***** The input

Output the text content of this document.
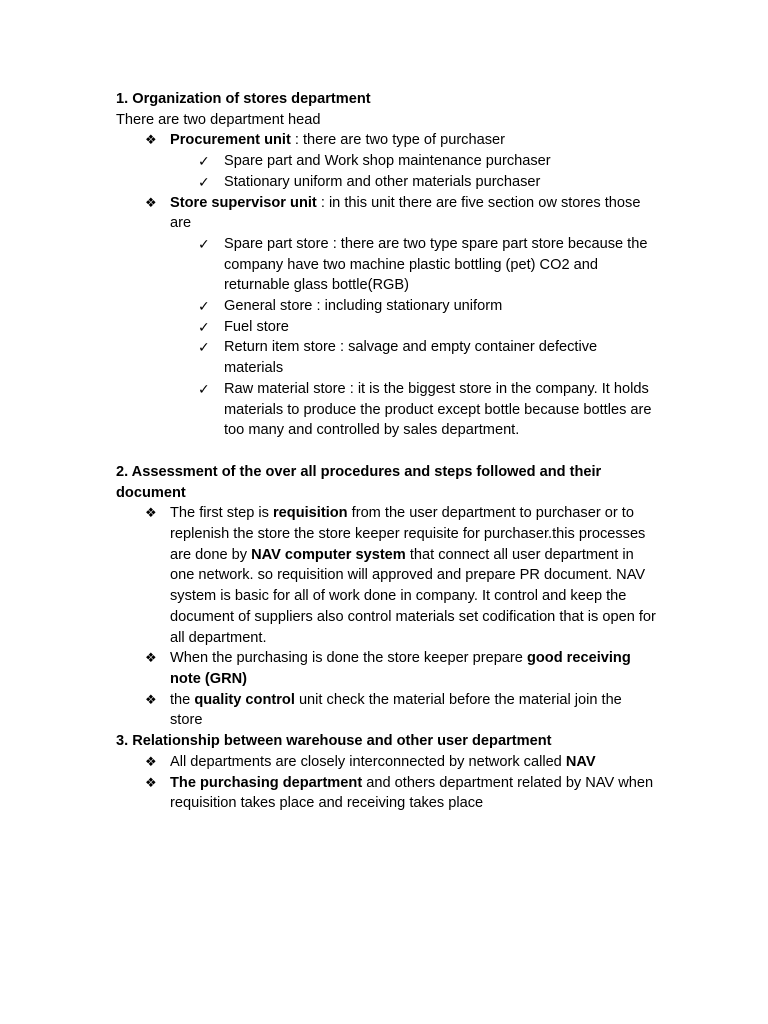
1. Organization of stores department
There are two department head
❖ Procurement unit : there are two type of purchaser
✓ Spare part and Work shop maintenance purchaser
✓ Stationary uniform and other materials purchaser
❖ Store supervisor unit : in this unit there are five section ow stores those are
✓ Spare part store : there are two type spare part store because the company have two machine plastic bottling (pet) CO2 and returnable glass bottle(RGB)
✓ General store : including stationary uniform
✓ Fuel store
✓ Return item store : salvage and empty container defective materials
✓ Raw material store : it is the biggest store in the company. It holds materials to produce the product except bottle because bottles are too many and controlled by sales department.
2. Assessment of the over all procedures and steps followed and their document
❖ The first step is requisition from the user department to purchaser or to replenish the store the store keeper requisite for purchaser.this processes are done by NAV computer system that connect all user department in one network. so requisition will approved and prepare PR document. NAV system is basic for all of work done in company. It control and keep the document of suppliers also control materials set codification that is open for all department.
❖ When the purchasing is done the store keeper prepare good receiving note (GRN)
❖ the quality control unit check the material before the material join the store
3. Relationship between warehouse and other user department
❖ All departments are closely interconnected by network called NAV
❖ The purchasing department and others department related by NAV when requisition takes place and receiving takes place
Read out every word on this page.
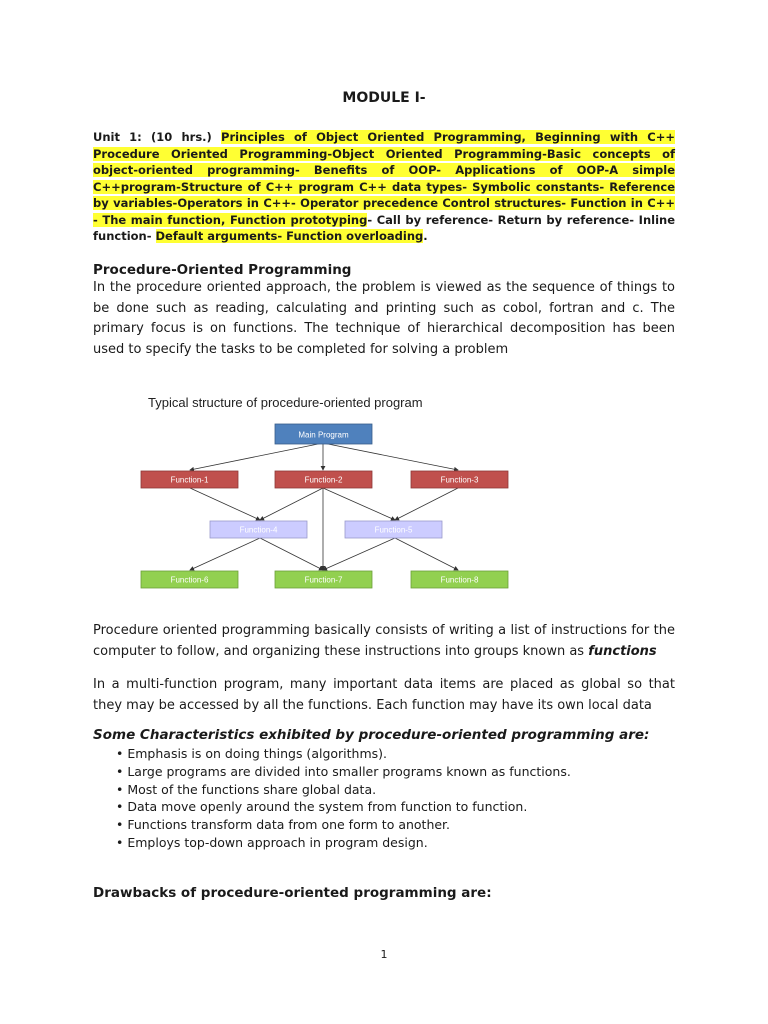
MODULE I-
Unit 1: (10 hrs.) Principles of Object Oriented Programming, Beginning with C++ Procedure Oriented Programming-Object Oriented Programming-Basic concepts of object-oriented programming- Benefits of OOP- Applications of OOP-A simple C++program-Structure of C++ program C++ data types- Symbolic constants- Reference by variables-Operators in C++- Operator precedence Control structures- Function in C++ - The main function, Function prototyping- Call by reference- Return by reference- Inline function- Default arguments- Function overloading.
Procedure-Oriented Programming
In the procedure oriented approach, the problem is viewed as the sequence of things to be done such as reading, calculating and printing such as cobol, fortran and c. The primary focus is on functions. The technique of hierarchical decomposition has been used to specify the tasks to be completed for solving a problem
Typical structure of procedure-oriented program
Main Program
Function-1	Function-2	Function-3
Function-4	Function-5
Function-6	Function-7	Function-8
Procedure oriented programming basically consists of writing a list of instructions for the computer to follow, and organizing these instructions into groups known as functions
In a multi-function program, many important data items are placed as global so that they may be accessed by all the functions. Each function may have its own local data
Some Characteristics exhibited by procedure-oriented programming are:
• Emphasis is on doing things (algorithms).
• Large programs are divided into smaller programs known as functions.
• Most of the functions share global data.
• Data move openly around the system from function to function.
• Functions transform data from one form to another.
• Employs top-down approach in program design.
Drawbacks of procedure-oriented programming are:
1
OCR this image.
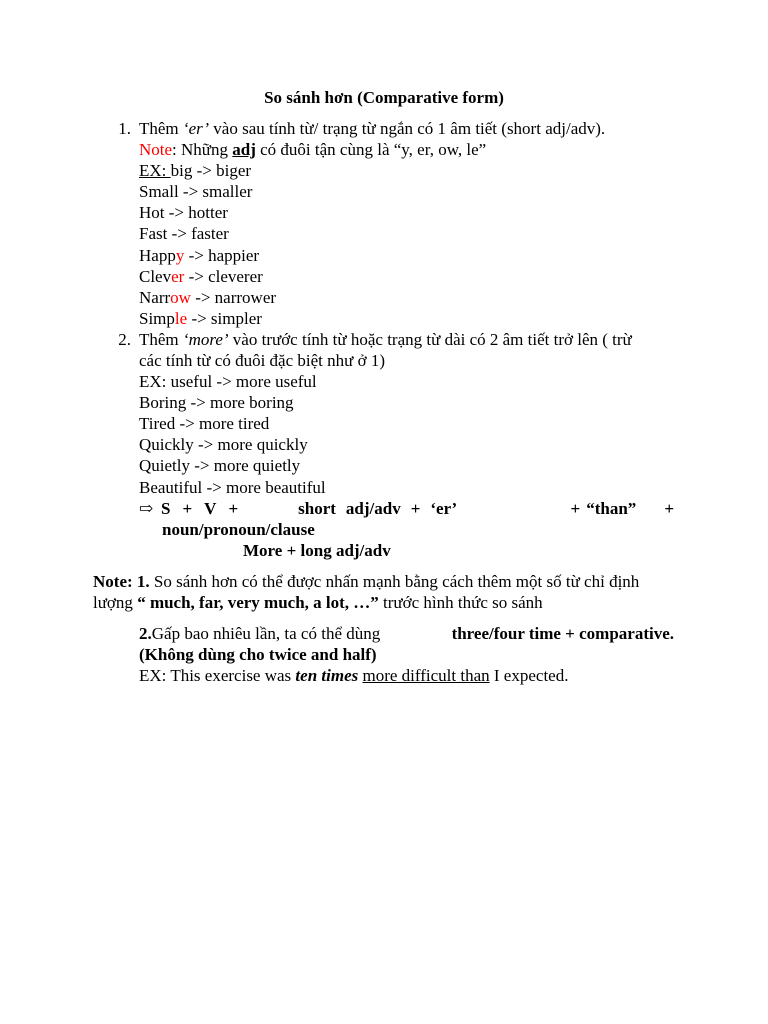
So sánh hơn (Comparative form)
1. Thêm ‘er’ vào sau tính từ/ trạng từ ngắn có 1 âm tiết (short adj/adv).
Note: Những adj có đuôi tận cùng là “y, er, ow, le”
EX: big -> biger
Small -> smaller
Hot -> hotter
Fast -> faster
Happy -> happier
Clever -> cleverer
Narrow -> narrower
Simple -> simpler
2. Thêm ‘more’ vào trước tính từ hoặc trạng từ dài có 2 âm tiết trở lên ( trừ
các tính từ có đuôi đặc biệt như ở 1)
EX: useful -> more useful
Boring -> more boring
Tired -> more tired
Quickly -> more quickly
Quietly -> more quietly
Beautiful -> more beautiful
⇨ S + V +	short adj/adv + ‘er’	+ “than” +
noun/pronoun/clause
More + long adj/adv
Note: 1. So sánh hơn có thể được nhấn mạnh bằng cách thêm một số từ chỉ định
lượng “ much, far, very much, a lot, …” trước hình thức so sánh
2.Gấp bao nhiêu lần, ta có thể dùng	three/four time + comparative.
(Không dùng cho twice and half)
EX: This exercise was ten times more difficult than I expected.
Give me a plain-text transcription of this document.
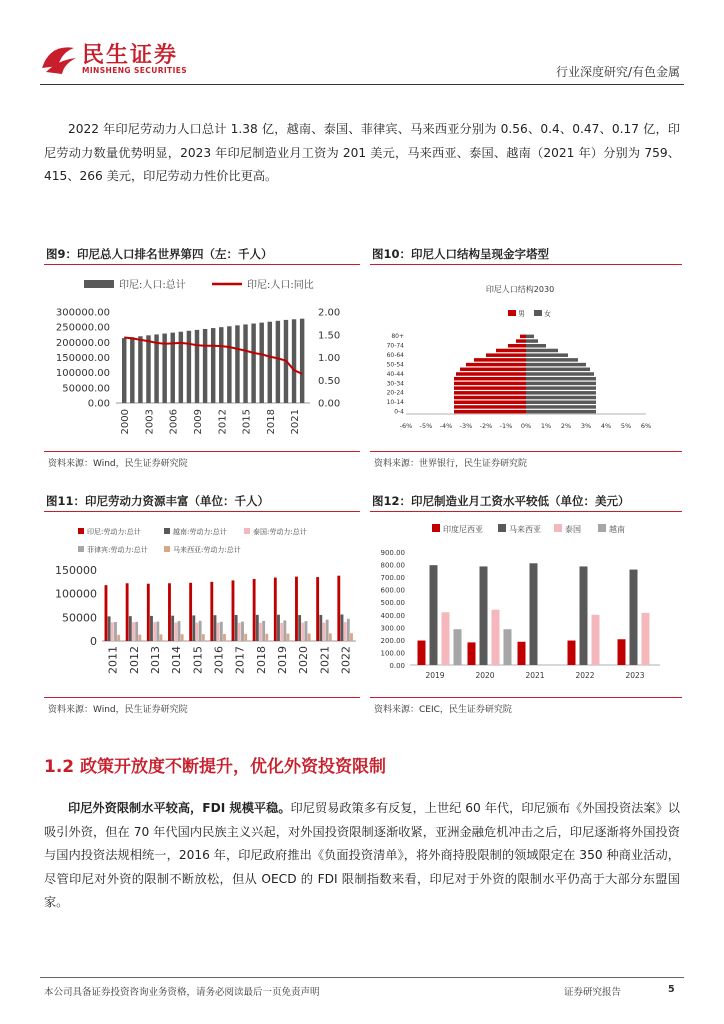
民生证券
MINSHENG SECURITIES	行业深度研究/有色金属
2022 年印尼劳动力人口总计 1.38 亿，越南、泰国、菲律宾、马来西亚分别为 0.56、0.4、0.47、0.17 亿，印尼劳动力数量优势明显，2023 年印尼制造业月工资为 201 美元，马来西亚、泰国、越南（2021 年）分别为 759、415、266 美元，印尼劳动力性价比更高。
图9：印尼总人口排名世界第四（左：千人）
印尼:人口:总计	印尼:人口:同比
300000.00
250000.00
200000.00
150000.00
100000.00
50000.00
0.00
2.00
1.50
1.00
0.50
0.00
2000 2003 2006 2009 2012 2015 2018 2021
资料来源：Wind，民生证券研究院
图10：印尼人口结构呈现金字塔型
印尼人口结构2030
男	女
0-4
10-14
20-24
30-34
40-44
50-54
60-64
70-74
80+
-6% -5% -4% -3% -2% -1% 0% 1% 2% 3% 4% 5% 6%
资料来源：世界银行，民生证券研究院
图11：印尼劳动力资源丰富（单位：千人）
印尼:劳动力:总计	越南:劳动力:总计	泰国:劳动力:总计
菲律宾:劳动力:总计	马来西亚:劳动力:总计
150000
100000
50000
0
2011 2012 2013 2014 2015 2016 2017 2018 2019 2020 2021 2022
资料来源：Wind，民生证券研究院
图12：印尼制造业月工资水平较低（单位：美元）
印度尼西亚	马来西亚	泰国	越南
900.00
800.00
700.00
600.00
500.00
400.00
300.00
200.00
100.00
0.00
2019	2020	2021	2022	2023
资料来源：CEIC，民生证券研究院
1.2 政策开放度不断提升，优化外资投资限制
印尼外资限制水平较高，FDI 规模平稳。印尼贸易政策多有反复，上世纪 60 年代，印尼颁布《外国投资法案》以吸引外资，但在 70 年代国内民族主义兴起，对外国投资限制逐渐收紧，亚洲金融危机冲击之后，印尼逐渐将外国投资与国内投资法规相统一，2016 年，印尼政府推出《负面投资清单》，将外商持股限制的领域限定在 350 种商业活动，尽管印尼对外资的限制不断放松，但从 OECD 的 FDI 限制指数来看，印尼对于外资的限制水平仍高于大部分东盟国家。
本公司具备证券投资咨询业务资格，请务必阅读最后一页免责声明	证券研究报告	5
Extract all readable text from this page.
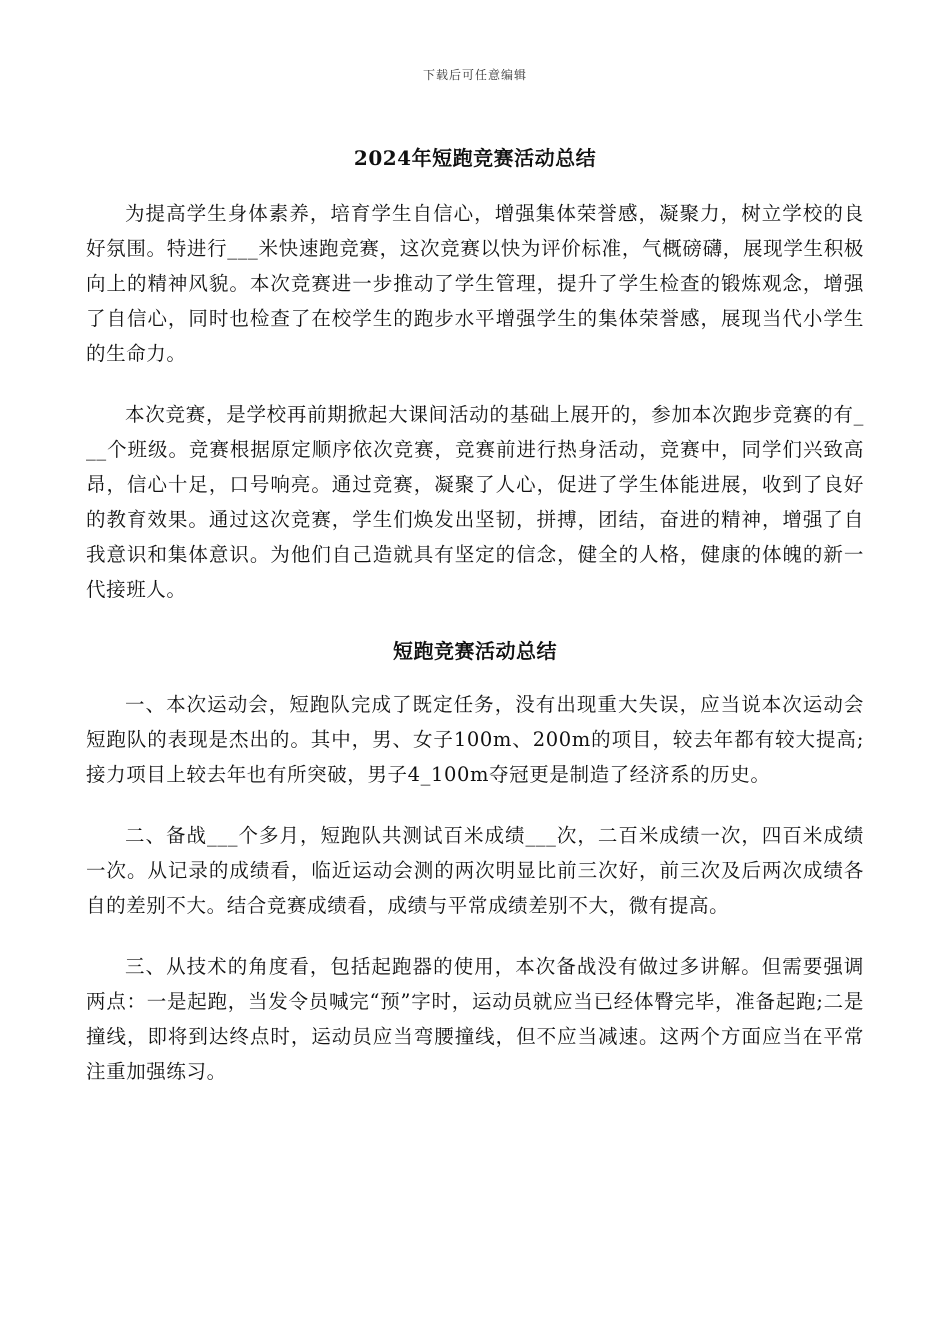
下载后可任意编辑
2024年短跑竞赛活动总结

为提高学生身体素养，培育学生自信心，增强集体荣誉感，凝聚力，树立学校的良好氛围。特进行___米快速跑竞赛，这次竞赛以快为评价标准，气概磅礴，展现学生积极向上的精神风貌。本次竞赛进一步推动了学生管理，提升了学生检查的锻炼观念，增强了自信心，同时也检查了在校学生的跑步水平增强学生的集体荣誉感，展现当代小学生的生命力。

本次竞赛，是学校再前期掀起大课间活动的基础上展开的，参加本次跑步竞赛的有___个班级。竞赛根据原定顺序依次竞赛，竞赛前进行热身活动，竞赛中，同学们兴致高昂，信心十足，口号响亮。通过竞赛，凝聚了人心，促进了学生体能进展，收到了良好的教育效果。通过这次竞赛，学生们焕发出坚韧，拼搏，团结，奋进的精神，增强了自我意识和集体意识。为他们自己造就具有坚定的信念，健全的人格，健康的体魄的新一代接班人。

短跑竞赛活动总结

一、本次运动会，短跑队完成了既定任务，没有出现重大失误，应当说本次运动会短跑队的表现是杰出的。其中，男、女子100m、200m的项目，较去年都有较大提高;接力项目上较去年也有所突破，男子4_100m夺冠更是制造了经济系的历史。

二、备战___个多月，短跑队共测试百米成绩___次，二百米成绩一次，四百米成绩一次。从记录的成绩看，临近运动会测的两次明显比前三次好，前三次及后两次成绩各自的差别不大。结合竞赛成绩看，成绩与平常成绩差别不大，微有提高。

三、从技术的角度看，包括起跑器的使用，本次备战没有做过多讲解。但需要强调两点：一是起跑，当发令员喊完“预”字时，运动员就应当已经体臀完毕，准备起跑;二是撞线，即将到达终点时，运动员应当弯腰撞线，但不应当减速。这两个方面应当在平常注重加强练习。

**********

Leave the images out and output the remaining material exactly as it stands.

Output the text content of this document.
1. Organization of stores department
There are two department head
❖ Procurement unit : there are two type of purchaser
✓ Spare part and Work shop maintenance purchaser
✓ Stationary uniform and other materials purchaser
❖ Store supervisor unit : in this unit there are five section ow stores those are
✓ Spare part store : there are two type spare part store because the company have two machine plastic bottling (pet) CO2 and returnable glass bottle(RGB)
✓ General store : including stationary uniform
✓ Fuel store
✓ Return item store : salvage and empty container defective materials
✓ Raw material store : it is the biggest store in the company. It holds materials to produce the product except bottle because bottles are too many and controlled by sales department.
2. Assessment of the over all procedures and steps followed and their document
❖ The first step is requisition from the user department to purchaser or to replenish the store the store keeper requisite for purchaser.this processes are done by NAV computer system that connect all user department in one network. so requisition will approved and prepare PR document. NAV system is basic for all of work done in company. It control and keep the document of suppliers also control materials set codification that is open for all department.
❖ When the purchasing is done the store keeper prepare good receiving note (GRN)
❖ the quality control unit check the material before the material join the store
3. Relationship between warehouse and other user department
❖ All departments are closely interconnected by network called NAV
❖ The purchasing department and others department related by NAV when requisition takes place and receiving takes place
Read out every word on this page.
MODULE I-
Unit 1: (10 hrs.) Principles of Object Oriented Programming, Beginning with C++ Procedure Oriented Programming-Object Oriented Programming-Basic concepts of object-oriented programming- Benefits of OOP- Applications of OOP-A simple C++program-Structure of C++ program C++ data types- Symbolic constants- Reference by variables-Operators in C++- Operator precedence Control structures- Function in C++ - The main function, Function prototyping- Call by reference- Return by reference- Inline function- Default arguments- Function overloading.
Procedure-Oriented Programming
In the procedure oriented approach, the problem is viewed as the sequence of things to be done such as reading, calculating and printing such as cobol, fortran and c. The primary focus is on functions. The technique of hierarchical decomposition has been used to specify the tasks to be completed for solving a problem
Typical structure of procedure-oriented program
Main Program
Function-1	Function-2	Function-3
Function-4	Function-5
Function-6	Function-7	Function-8
Procedure oriented programming basically consists of writing a list of instructions for the computer to follow, and organizing these instructions into groups known as functions
In a multi-function program, many important data items are placed as global so that they may be accessed by all the functions. Each function may have its own local data
Some Characteristics exhibited by procedure-oriented programming are:
• Emphasis is on doing things (algorithms).
• Large programs are divided into smaller programs known as functions.
• Most of the functions share global data.
• Data move openly around the system from function to function.
• Functions transform data from one form to another.
• Employs top-down approach in program design.
Drawbacks of procedure-oriented programming are:
1
OCR this image.
So sánh hơn (Comparative form)
1. Thêm ‘er’ vào sau tính từ/ trạng từ ngắn có 1 âm tiết (short adj/adv).
Note: Những adj có đuôi tận cùng là “y, er, ow, le”
EX: big -> biger
Small -> smaller
Hot -> hotter
Fast -> faster
Happy -> happier
Clever -> cleverer
Narrow -> narrower
Simple -> simpler
2. Thêm ‘more’ vào trước tính từ hoặc trạng từ dài có 2 âm tiết trở lên ( trừ
các tính từ có đuôi đặc biệt như ở 1)
EX: useful -> more useful
Boring -> more boring
Tired -> more tired
Quickly -> more quickly
Quietly -> more quietly
Beautiful -> more beautiful
⇨ S + V +	short adj/adv + ‘er’	+ “than” +
noun/pronoun/clause
More + long adj/adv
Note: 1. So sánh hơn có thể được nhấn mạnh bằng cách thêm một số từ chỉ định
lượng “ much, far, very much, a lot, …” trước hình thức so sánh
2.Gấp bao nhiêu lần, ta có thể dùng	three/four time + comparative.
(Không dùng cho twice and half)
EX: This exercise was ten times more difficult than I expected.
Give me a plain-text transcription of this document.
民生证券
MINSHENG SECURITIES	行业深度研究/有色金属
2022 年印尼劳动力人口总计 1.38 亿，越南、泰国、菲律宾、马来西亚分别为 0.56、0.4、0.47、0.17 亿，印尼劳动力数量优势明显，2023 年印尼制造业月工资为 201 美元，马来西亚、泰国、越南（2021 年）分别为 759、415、266 美元，印尼劳动力性价比更高。
图9：印尼总人口排名世界第四（左：千人）
印尼:人口:总计	印尼:人口:同比
300000.00
250000.00
200000.00
150000.00
100000.00
50000.00
0.00
2.00
1.50
1.00
0.50
0.00
2000 2003 2006 2009 2012 2015 2018 2021
资料来源：Wind，民生证券研究院
图10：印尼人口结构呈现金字塔型
印尼人口结构2030
男	女
0-4
10-14
20-24
30-34
40-44
50-54
60-64
70-74
80+
-6% -5% -4% -3% -2% -1% 0% 1% 2% 3% 4% 5% 6%
资料来源：世界银行，民生证券研究院
图11：印尼劳动力资源丰富（单位：千人）
印尼:劳动力:总计	越南:劳动力:总计	泰国:劳动力:总计
菲律宾:劳动力:总计	马来西亚:劳动力:总计
150000
100000
50000
0
2011 2012 2013 2014 2015 2016 2017 2018 2019 2020 2021 2022
资料来源：Wind，民生证券研究院
图12：印尼制造业月工资水平较低（单位：美元）
印度尼西亚	马来西亚	泰国	越南
900.00
800.00
700.00
600.00
500.00
400.00
300.00
200.00
100.00
0.00
2019	2020	2021	2022	2023
资料来源：CEIC，民生证券研究院
1.2 政策开放度不断提升，优化外资投资限制
印尼外资限制水平较高，FDI 规模平稳。印尼贸易政策多有反复，上世纪 60 年代，印尼颁布《外国投资法案》以吸引外资，但在 70 年代国内民族主义兴起，对外国投资限制逐渐收紧，亚洲金融危机冲击之后，印尼逐渐将外国投资与国内投资法规相统一，2016 年，印尼政府推出《负面投资清单》，将外商持股限制的领域限定在 350 种商业活动，尽管印尼对外资的限制不断放松，但从 OECD 的 FDI 限制指数来看，印尼对于外资的限制水平仍高于大部分东盟国家。
本公司具备证券投资咨询业务资格，请务必阅读最后一页免责声明	证券研究报告	5
Extract all readable text from this page.
下载后可任意编辑
2024年短跑竞赛活动总结

为提高学生身体素养，培育学生自信心，增强集体荣誉感，凝聚力，树立学校的良好氛围。特进行___米快速跑竞赛，这次竞赛以快为评价标准，气概磅礴，展现学生积极向上的精神风貌。本次竞赛进一步推动了学生管理，提升了学生检查的锻炼观念，增强了自信心，同时也检查了在校学生的跑步水平增强学生的集体荣誉感，展现当代小学生的生命力。

本次竞赛，是学校再前期掀起大课间活动的基础上展开的，参加本次跑步竞赛的有___个班级。竞赛根据原定顺序依次竞赛，竞赛前进行热身活动，竞赛中，同学们兴致高昂，信心十足，口号响亮。通过竞赛，凝聚了人心，促进了学生体能进展，收到了良好的教育效果。通过这次竞赛，学生们焕发出坚韧，拼搏，团结，奋进的精神，增强了自我意识和集体意识。为他们自己造就具有坚定的信念，健全的人格，健康的体魄的新一代接班人。

短跑竞赛活动总结

一、本次运动会，短跑队完成了既定任务，没有出现重大失误，应当说本次运动会短跑队的表现是杰出的。其中，男、女子100m、200m的项目，较去年都有较大提高;接力项目上较去年也有所突破，男子4_100m夺冠更是制造了经济系的历史。

二、备战___个多月，短跑队共测试百米成绩___次，二百米成绩一次，四百米成绩一次。从记录的成绩看，临近运动会测的两次明显比前三次好，前三次及后两次成绩各自的差别不大。结合竞赛成绩看，成绩与平常成绩差别不大，微有提高。

三、从技术的角度看，包括起跑器的使用，本次备战没有做过多讲解。但需要强调两点：一是起跑，当发令员喊完“预”字时，运动员就应当已经体臀完毕，准备起跑;二是撞线，即将到达终点时，运动员应当弯腰撞线，但不应当减速。这两个方面应当在平常注重加强练习。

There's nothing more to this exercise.